> PROMPT
Search the material and gather each line with "trap" in it.

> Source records
**********

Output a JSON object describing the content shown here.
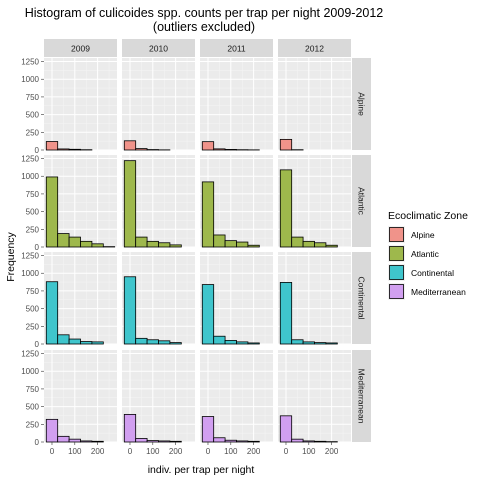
{
  "chart_data": {
    "type": "bar",
    "title": "Histogram of culicoides spp. counts per trap per night 2009-2012",
    "subtitle": "(outliers excluded)",
    "xlabel": "indiv. per trap per night",
    "ylabel": "Frequency",
    "columns": [
      "2009",
      "2010",
      "2011",
      "2012"
    ],
    "rows": [
      "Alpine",
      "Atlantic",
      "Continental",
      "Mediterranean"
    ],
    "bin_starts": [
      -25,
      25,
      75,
      125,
      175,
      225
    ],
    "bin_width": 50,
    "xlim": [
      -35,
      285
    ],
    "ylim": [
      0,
      1300
    ],
    "x_ticks": [
      "0",
      "100",
      "200"
    ],
    "y_ticks": [
      "0",
      "250",
      "500",
      "750",
      "1000",
      "1250"
    ],
    "grid": true,
    "legend": {
      "title": "Ecoclimatic Zone",
      "position": "right",
      "entries": [
        {
          "name": "Alpine",
          "color": "#F0938A"
        },
        {
          "name": "Atlantic",
          "color": "#9EB84C"
        },
        {
          "name": "Continental",
          "color": "#3FC5CC"
        },
        {
          "name": "Mediterranean",
          "color": "#D19FF0"
        }
      ]
    },
    "series": [
      {
        "name": "Alpine",
        "values": {
          "2009": [
            120,
            15,
            10,
            4,
            0,
            0
          ],
          "2010": [
            130,
            20,
            6,
            2,
            0,
            0
          ],
          "2011": [
            118,
            16,
            8,
            4,
            2,
            0
          ],
          "2012": [
            150,
            4,
            0,
            0,
            0,
            0
          ]
        }
      },
      {
        "name": "Atlantic",
        "values": {
          "2009": [
            990,
            190,
            140,
            80,
            45,
            5
          ],
          "2010": [
            1220,
            140,
            80,
            60,
            30,
            0
          ],
          "2011": [
            920,
            170,
            90,
            70,
            25,
            0
          ],
          "2012": [
            1090,
            140,
            80,
            60,
            25,
            0
          ]
        }
      },
      {
        "name": "Continental",
        "values": {
          "2009": [
            880,
            130,
            70,
            35,
            30,
            0
          ],
          "2010": [
            950,
            80,
            60,
            45,
            20,
            0
          ],
          "2011": [
            840,
            110,
            50,
            30,
            15,
            0
          ],
          "2012": [
            870,
            60,
            30,
            20,
            15,
            0
          ]
        }
      },
      {
        "name": "Mediterranean",
        "values": {
          "2009": [
            320,
            80,
            40,
            15,
            10,
            0
          ],
          "2010": [
            390,
            50,
            20,
            15,
            10,
            0
          ],
          "2011": [
            360,
            60,
            25,
            15,
            10,
            0
          ],
          "2012": [
            370,
            40,
            15,
            10,
            5,
            0
          ]
        }
      }
    ]
  }
}
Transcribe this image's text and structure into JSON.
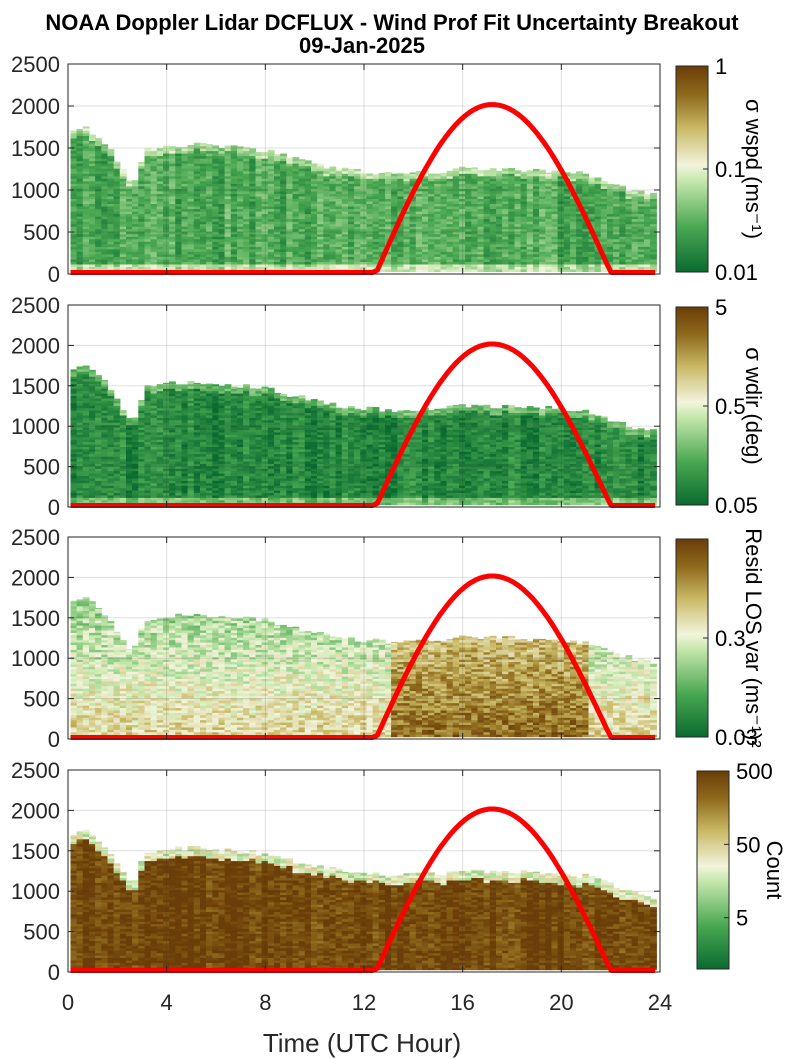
{
  "title": {
    "line1": "NOAA Doppler Lidar DCFLUX - Wind Prof Fit Uncertainty Breakout",
    "line2": "09-Jan-2025"
  },
  "chart_data": {
    "type": "heatmap",
    "xlabel": "Time (UTC Hour)",
    "xlim": [
      0,
      24
    ],
    "xticks": [
      0,
      4,
      8,
      12,
      16,
      20,
      24
    ],
    "ylim": [
      0,
      2500
    ],
    "yticks": [
      0,
      500,
      1000,
      1500,
      2000,
      2500
    ],
    "grid": true,
    "overlay": {
      "name": "",
      "color": "#ff0000",
      "shape": "solar elevation arc",
      "start_hour": 12.5,
      "peak_hour": 17.2,
      "peak_value": 2000,
      "end_hour": 22.0
    },
    "data_top_profile": [
      [
        0.2,
        1700
      ],
      [
        0.5,
        1760
      ],
      [
        1.0,
        1640
      ],
      [
        1.5,
        1510
      ],
      [
        2.0,
        1270
      ],
      [
        2.5,
        1050
      ],
      [
        3.0,
        1480
      ],
      [
        4.0,
        1530
      ],
      [
        5.0,
        1540
      ],
      [
        6.0,
        1520
      ],
      [
        7.0,
        1500
      ],
      [
        8.0,
        1460
      ],
      [
        9.0,
        1380
      ],
      [
        10.0,
        1300
      ],
      [
        11.0,
        1250
      ],
      [
        12.0,
        1220
      ],
      [
        13.0,
        1200
      ],
      [
        14.0,
        1220
      ],
      [
        15.0,
        1210
      ],
      [
        16.0,
        1260
      ],
      [
        17.0,
        1250
      ],
      [
        18.0,
        1250
      ],
      [
        19.0,
        1220
      ],
      [
        20.0,
        1220
      ],
      [
        21.0,
        1180
      ],
      [
        22.0,
        1060
      ],
      [
        23.0,
        980
      ],
      [
        23.7,
        930
      ]
    ],
    "panels": [
      {
        "colorbar_label": "σ wspd (ms⁻¹)",
        "colorbar_scale": "log",
        "colorbar_ticks": [
          "1",
          "0.1",
          "0.01"
        ],
        "colorbar_range": [
          0.01,
          1
        ],
        "overall_level": 0.22
      },
      {
        "colorbar_label": "σ wdir (deg)",
        "colorbar_scale": "log",
        "colorbar_ticks": [
          "5",
          "0.5",
          "0.05"
        ],
        "colorbar_range": [
          0.05,
          5
        ],
        "overall_level": 0.1
      },
      {
        "colorbar_label": "Resid LOS var (ms⁻¹)²",
        "colorbar_scale": "log",
        "colorbar_ticks": [
          "0.3",
          "0.03"
        ],
        "colorbar_range": [
          0.03,
          3
        ],
        "overall_level": 0.6
      },
      {
        "colorbar_label": "Count",
        "colorbar_scale": "log",
        "colorbar_ticks": [
          "500",
          "50",
          "5"
        ],
        "colorbar_range": [
          1,
          500
        ],
        "overall_level": 0.97
      }
    ]
  }
}
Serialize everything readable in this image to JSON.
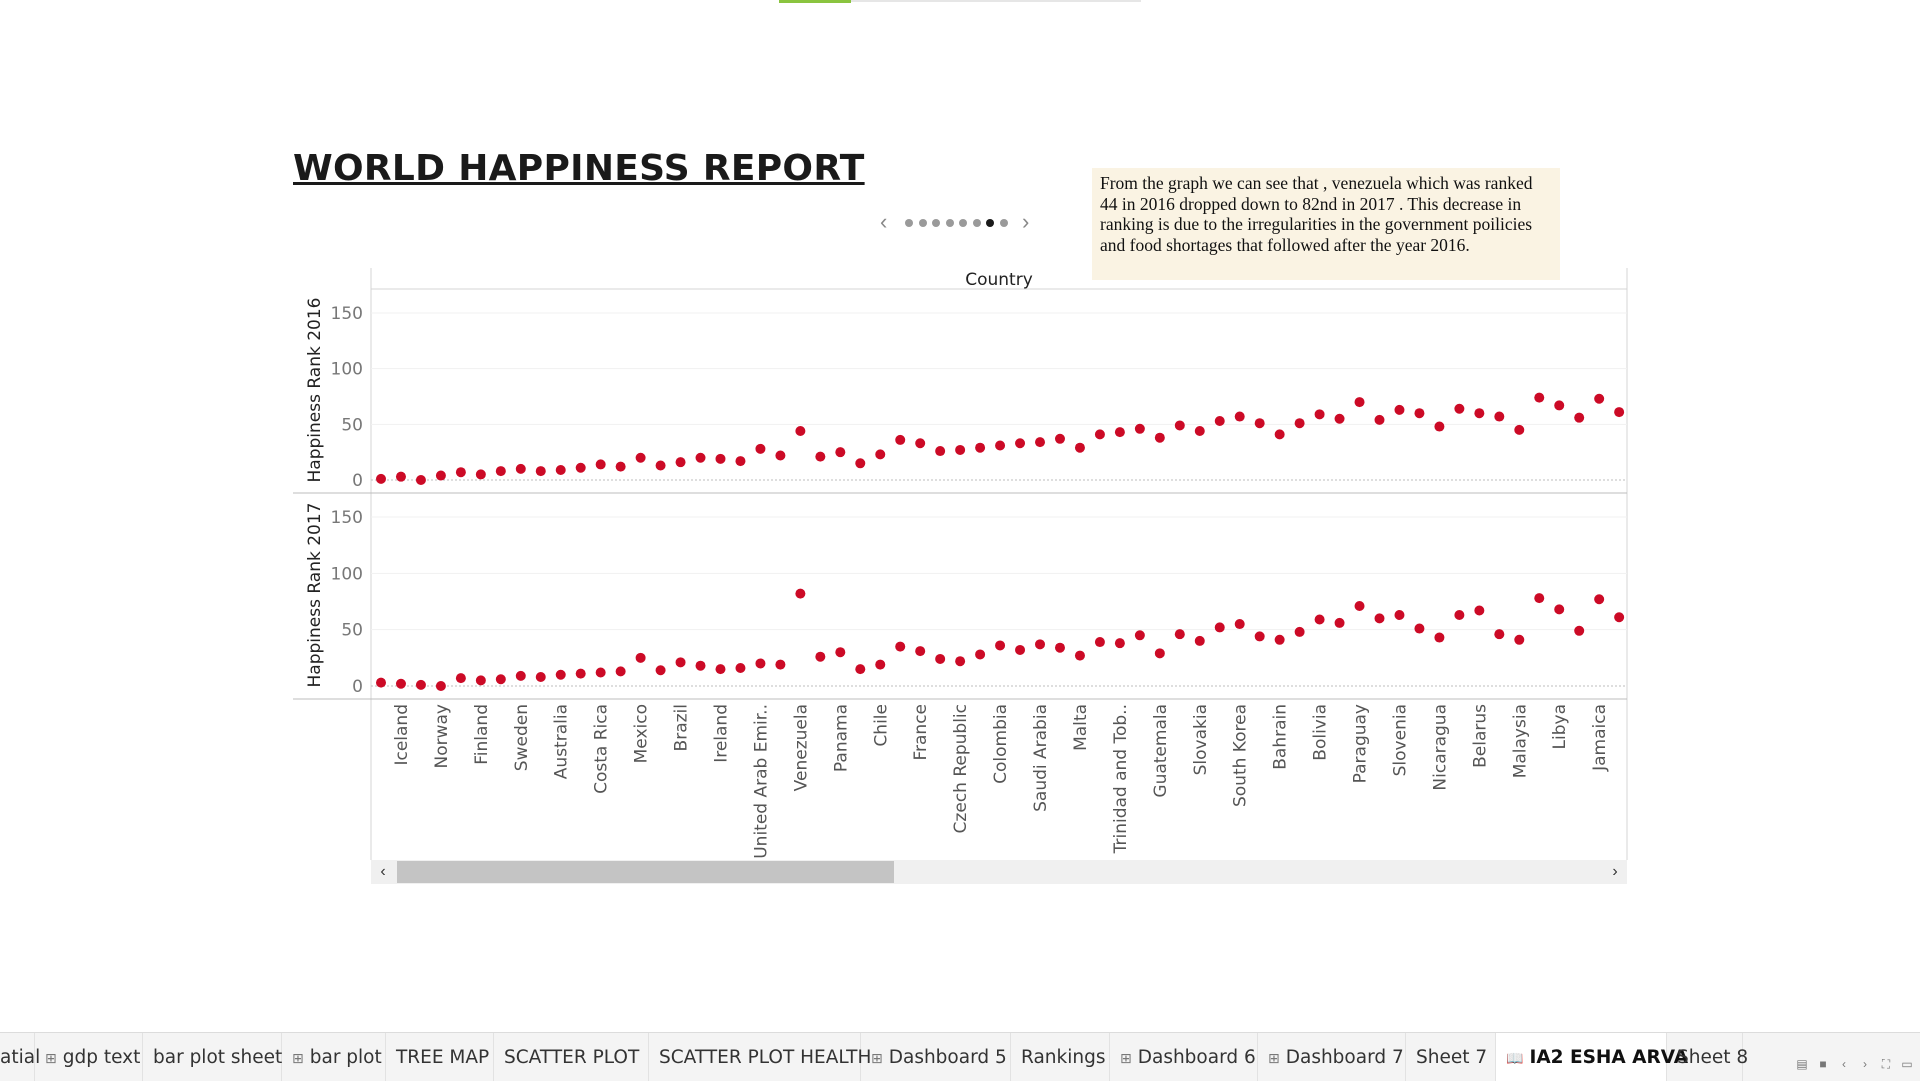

**********

> FULL RESPONSE
    "title": "Histogram of culicoides spp. counts per trap per night 2009-2012",
    "xlabel": "indiv. per trap per night",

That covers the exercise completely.